**Description of the task:** A line counts if it contains the word "rzecz" at least once. State how many such lines the records contain, giving the number alone.

[Data entries]
* * * * * * *
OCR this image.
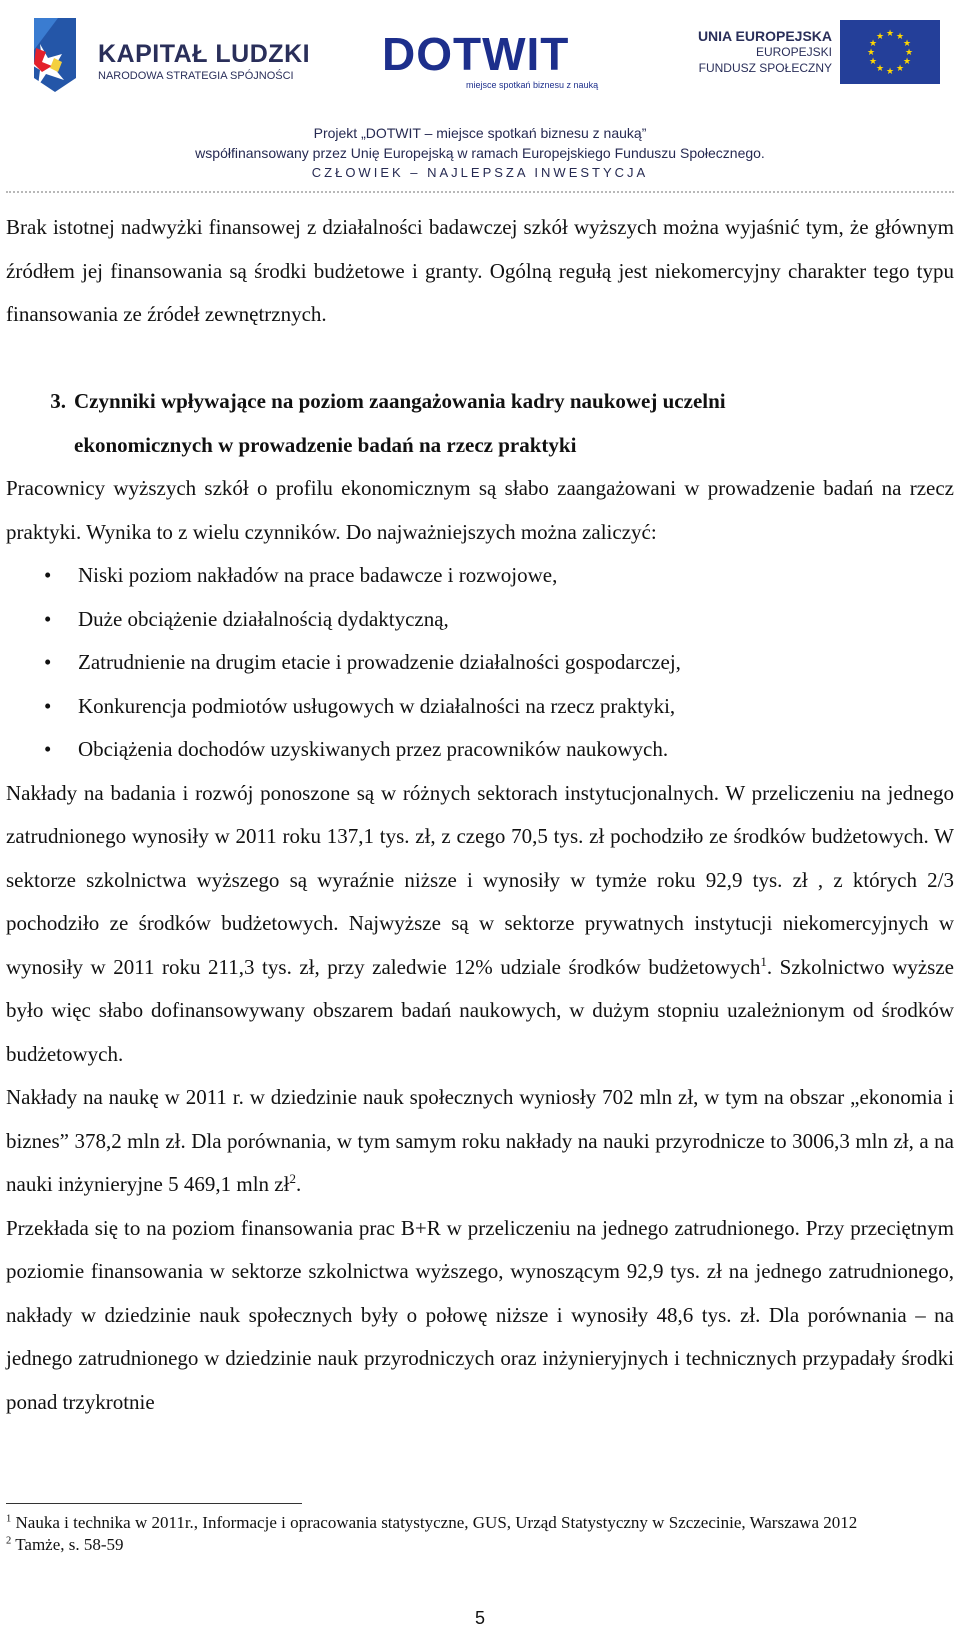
KAPITAŁ LUDZKI
NARODOWA STRATEGIA SPÓJNOŚCI DOTWIT
miejsce spotkań biznesu z nauką
UNIA EUROPEJSKA
EUROPEJSKI
FUNDUSZ SPOŁECZNY
★ ★
★
★
★
★
★
★
★
★
★
★
Projekt „DOTWIT – miejsce spotkań biznesu z nauką”
współfinansowany przez Unię Europejską w ramach Europejskiego Funduszu Społecznego.
CZŁOWIEK – NAJLEPSZA INWESTYCJA

Brak istotnej nadwyżki finansowej z działalności badawczej szkół wyższych można wyjaśnić tym, że głównym źródłem jej finansowania są środki budżetowe i granty. Ogólną regułą jest niekomercyjny charakter tego typu finansowania ze źródeł zewnętrznych.

3. Czynniki wpływające na poziom zaangażowania kadry naukowej uczelni
ekonomicznych w prowadzenie badań na rzecz praktyki

Pracownicy wyższych szkół o profilu ekonomicznym są słabo zaangażowani w prowadzenie badań na rzecz praktyki. Wynika to z wielu czynników. Do najważniejszych można zaliczyć:

• Niski poziom nakładów na prace badawcze i rozwojowe,
• Duże obciążenie działalnością dydaktyczną,
• Zatrudnienie na drugim etacie i prowadzenie działalności gospodarczej,
• Konkurencja podmiotów usługowych w działalności na rzecz praktyki,
• Obciążenia dochodów uzyskiwanych przez pracowników naukowych.

Nakłady na badania i rozwój ponoszone są w różnych sektorach instytucjonalnych. W przeliczeniu na jednego zatrudnionego wynosiły w 2011 roku 137,1 tys. zł, z czego 70,5 tys. zł pochodziło ze środków budżetowych. W sektorze szkolnictwa wyższego są wyraźnie niższe i wynosiły w tymże roku 92,9 tys. zł , z których 2/3 pochodziło ze środków budżetowych. Najwyższe są w sektorze prywatnych instytucji niekomercyjnych w wynosiły w 2011 roku 211,3 tys. zł, przy zaledwie 12% udziale środków budżetowych$^1$. Szkolnictwo wyższe było więc słabo dofinansowywany obszarem badań naukowych, w dużym stopniu uzależnionym od środków budżetowych.

Nakłady na naukę w 2011 r. w dziedzinie nauk społecznych wyniosły 702 mln zł, w tym na obszar „ekonomia i biznes” 378,2 mln zł. Dla porównania, w tym samym roku nakłady na nauki przyrodnicze to 3006,3 mln zł, a na nauki inżynieryjne 5 469,1 mln $zł^2$.

Przekłada się to na poziom finansowania prac B+R w przeliczeniu na jednego zatrudnionego. Przy przeciętnym poziomie finansowania w sektorze szkolnictwa wyższego, wynoszącym 92,9 tys. zł na jednego zatrudnionego, nakłady w dziedzinie nauk społecznych były o połowę niższe i wynosiły 48,6 tys. zł. Dla porównania – na jednego zatrudnionego w dziedzinie nauk przyrodniczych oraz inżynieryjnych i technicznych przypadały środki ponad trzykrotnie

$^1$ Nauka i technika w 2011r., Informacje i opracowania statystyczne, GUS, Urząd Statystyczny w Szczecinie, Warszawa 2012

$^2$ Tamże, s. 58-59

5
* * * * * * *
**Written response:** 3